▸ Goal of the exercise
Restate the records in their entirety, word for word.

Stored items:
▼

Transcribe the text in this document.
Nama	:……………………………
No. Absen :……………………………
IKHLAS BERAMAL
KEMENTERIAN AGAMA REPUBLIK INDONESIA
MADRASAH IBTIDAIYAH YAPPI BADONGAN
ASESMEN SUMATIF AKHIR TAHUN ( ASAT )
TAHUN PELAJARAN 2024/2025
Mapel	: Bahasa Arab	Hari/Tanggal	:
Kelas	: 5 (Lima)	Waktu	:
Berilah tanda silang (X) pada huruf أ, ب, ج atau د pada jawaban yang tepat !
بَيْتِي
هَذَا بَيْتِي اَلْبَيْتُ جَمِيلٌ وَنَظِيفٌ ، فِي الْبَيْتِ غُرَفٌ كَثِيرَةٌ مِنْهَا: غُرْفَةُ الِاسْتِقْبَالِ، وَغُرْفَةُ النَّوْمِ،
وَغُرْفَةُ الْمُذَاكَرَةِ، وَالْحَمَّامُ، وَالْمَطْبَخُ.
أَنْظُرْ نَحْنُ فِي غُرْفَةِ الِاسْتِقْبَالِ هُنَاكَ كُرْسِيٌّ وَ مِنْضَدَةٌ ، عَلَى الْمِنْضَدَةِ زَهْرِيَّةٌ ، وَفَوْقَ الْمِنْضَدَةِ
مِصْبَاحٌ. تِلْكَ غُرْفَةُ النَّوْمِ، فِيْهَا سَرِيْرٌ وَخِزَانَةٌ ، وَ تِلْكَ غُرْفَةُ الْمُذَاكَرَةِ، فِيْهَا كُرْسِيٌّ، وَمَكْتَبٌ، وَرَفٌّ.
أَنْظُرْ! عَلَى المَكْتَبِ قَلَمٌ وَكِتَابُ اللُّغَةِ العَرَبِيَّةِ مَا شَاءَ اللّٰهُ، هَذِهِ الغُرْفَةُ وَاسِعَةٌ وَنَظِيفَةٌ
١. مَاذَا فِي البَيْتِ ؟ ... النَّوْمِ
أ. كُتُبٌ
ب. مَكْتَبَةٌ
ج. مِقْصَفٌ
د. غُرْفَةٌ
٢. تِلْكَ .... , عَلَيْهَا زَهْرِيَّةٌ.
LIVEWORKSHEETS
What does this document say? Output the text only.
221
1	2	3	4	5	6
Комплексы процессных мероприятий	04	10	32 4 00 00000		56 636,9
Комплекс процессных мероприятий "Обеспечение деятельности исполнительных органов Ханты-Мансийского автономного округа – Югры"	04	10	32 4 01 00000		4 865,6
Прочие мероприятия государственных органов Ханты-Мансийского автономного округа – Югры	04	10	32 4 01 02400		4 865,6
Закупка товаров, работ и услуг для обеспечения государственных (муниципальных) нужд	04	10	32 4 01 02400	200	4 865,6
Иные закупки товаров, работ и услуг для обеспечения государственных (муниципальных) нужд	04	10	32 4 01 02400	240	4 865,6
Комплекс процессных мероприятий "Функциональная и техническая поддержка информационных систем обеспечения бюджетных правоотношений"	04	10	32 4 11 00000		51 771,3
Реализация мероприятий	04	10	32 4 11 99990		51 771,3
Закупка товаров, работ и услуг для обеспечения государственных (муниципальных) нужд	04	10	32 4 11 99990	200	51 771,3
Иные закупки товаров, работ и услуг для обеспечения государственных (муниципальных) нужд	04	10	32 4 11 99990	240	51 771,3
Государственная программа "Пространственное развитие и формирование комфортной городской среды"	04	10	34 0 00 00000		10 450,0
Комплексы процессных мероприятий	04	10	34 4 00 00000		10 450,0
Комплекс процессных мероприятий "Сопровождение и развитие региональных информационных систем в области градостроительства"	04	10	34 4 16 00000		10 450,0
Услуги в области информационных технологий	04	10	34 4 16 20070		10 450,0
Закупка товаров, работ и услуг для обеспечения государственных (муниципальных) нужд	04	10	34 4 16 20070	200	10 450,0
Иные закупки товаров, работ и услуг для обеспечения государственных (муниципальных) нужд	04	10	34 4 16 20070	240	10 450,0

▲

▸ Complete output
Transcribe the text in this document.
Nama	:……………………………
No. Absen :……………………………
IKHLAS BERAMAL
KEMENTERIAN AGAMA REPUBLIK INDONESIA
MADRASAH IBTIDAIYAH YAPPI BADONGAN
ASESMEN SUMATIF AKHIR TAHUN ( ASAT )
TAHUN PELAJARAN 2024/2025
Mapel	: Bahasa Arab	Hari/Tanggal	:
Kelas	: 5 (Lima)	Waktu	:
Berilah tanda silang (X) pada huruf أ, ب, ج atau د pada jawaban yang tepat !
بَيْتِي
هَذَا بَيْتِي اَلْبَيْتُ جَمِيلٌ وَنَظِيفٌ ، فِي الْبَيْتِ غُرَفٌ كَثِيرَةٌ مِنْهَا: غُرْفَةُ الِاسْتِقْبَالِ، وَغُرْفَةُ النَّوْمِ،
وَغُرْفَةُ الْمُذَاكَرَةِ، وَالْحَمَّامُ، وَالْمَطْبَخُ.
أَنْظُرْ نَحْنُ فِي غُرْفَةِ الِاسْتِقْبَالِ هُنَاكَ كُرْسِيٌّ وَ مِنْضَدَةٌ ، عَلَى الْمِنْضَدَةِ زَهْرِيَّةٌ ، وَفَوْقَ الْمِنْضَدَةِ
مِصْبَاحٌ. تِلْكَ غُرْفَةُ النَّوْمِ، فِيْهَا سَرِيْرٌ وَخِزَانَةٌ ، وَ تِلْكَ غُرْفَةُ الْمُذَاكَرَةِ، فِيْهَا كُرْسِيٌّ، وَمَكْتَبٌ، وَرَفٌّ.
أَنْظُرْ! عَلَى المَكْتَبِ قَلَمٌ وَكِتَابُ اللُّغَةِ العَرَبِيَّةِ مَا شَاءَ اللّٰهُ، هَذِهِ الغُرْفَةُ وَاسِعَةٌ وَنَظِيفَةٌ
١. مَاذَا فِي البَيْتِ ؟ ... النَّوْمِ
أ. كُتُبٌ
ب. مَكْتَبَةٌ
ج. مِقْصَفٌ
د. غُرْفَةٌ
٢. تِلْكَ .... , عَلَيْهَا زَهْرِيَّةٌ.
LIVEWORKSHEETS
What does this document say? Output the text only.
221
1	2	3	4	5	6
Комплексы процессных мероприятий	04	10	32 4 00 00000		56 636,9
Комплекс процессных мероприятий "Обеспечение деятельности исполнительных органов Ханты-Мансийского автономного округа – Югры"	04	10	32 4 01 00000		4 865,6
Прочие мероприятия государственных органов Ханты-Мансийского автономного округа – Югры	04	10	32 4 01 02400		4 865,6
Закупка товаров, работ и услуг для обеспечения государственных (муниципальных) нужд	04	10	32 4 01 02400	200	4 865,6
Иные закупки товаров, работ и услуг для обеспечения государственных (муниципальных) нужд	04	10	32 4 01 02400	240	4 865,6
Комплекс процессных мероприятий "Функциональная и техническая поддержка информационных систем обеспечения бюджетных правоотношений"	04	10	32 4 11 00000		51 771,3
Реализация мероприятий	04	10	32 4 11 99990		51 771,3
Закупка товаров, работ и услуг для обеспечения государственных (муниципальных) нужд	04	10	32 4 11 99990	200	51 771,3
Иные закупки товаров, работ и услуг для обеспечения государственных (муниципальных) нужд	04	10	32 4 11 99990	240	51 771,3
Государственная программа "Пространственное развитие и формирование комфортной городской среды"	04	10	34 0 00 00000		10 450,0
Комплексы процессных мероприятий	04	10	34 4 00 00000		10 450,0
Комплекс процессных мероприятий "Сопровождение и развитие региональных информационных систем в области градостроительства"	04	10	34 4 16 00000		10 450,0
Услуги в области информационных технологий	04	10	34 4 16 20070		10 450,0
Закупка товаров, работ и услуг для обеспечения государственных (муниципальных) нужд	04	10	34 4 16 20070	200	10 450,0
Иные закупки товаров, работ и услуг для обеспечения государственных (муниципальных) нужд	04	10	34 4 16 20070	240	10 450,0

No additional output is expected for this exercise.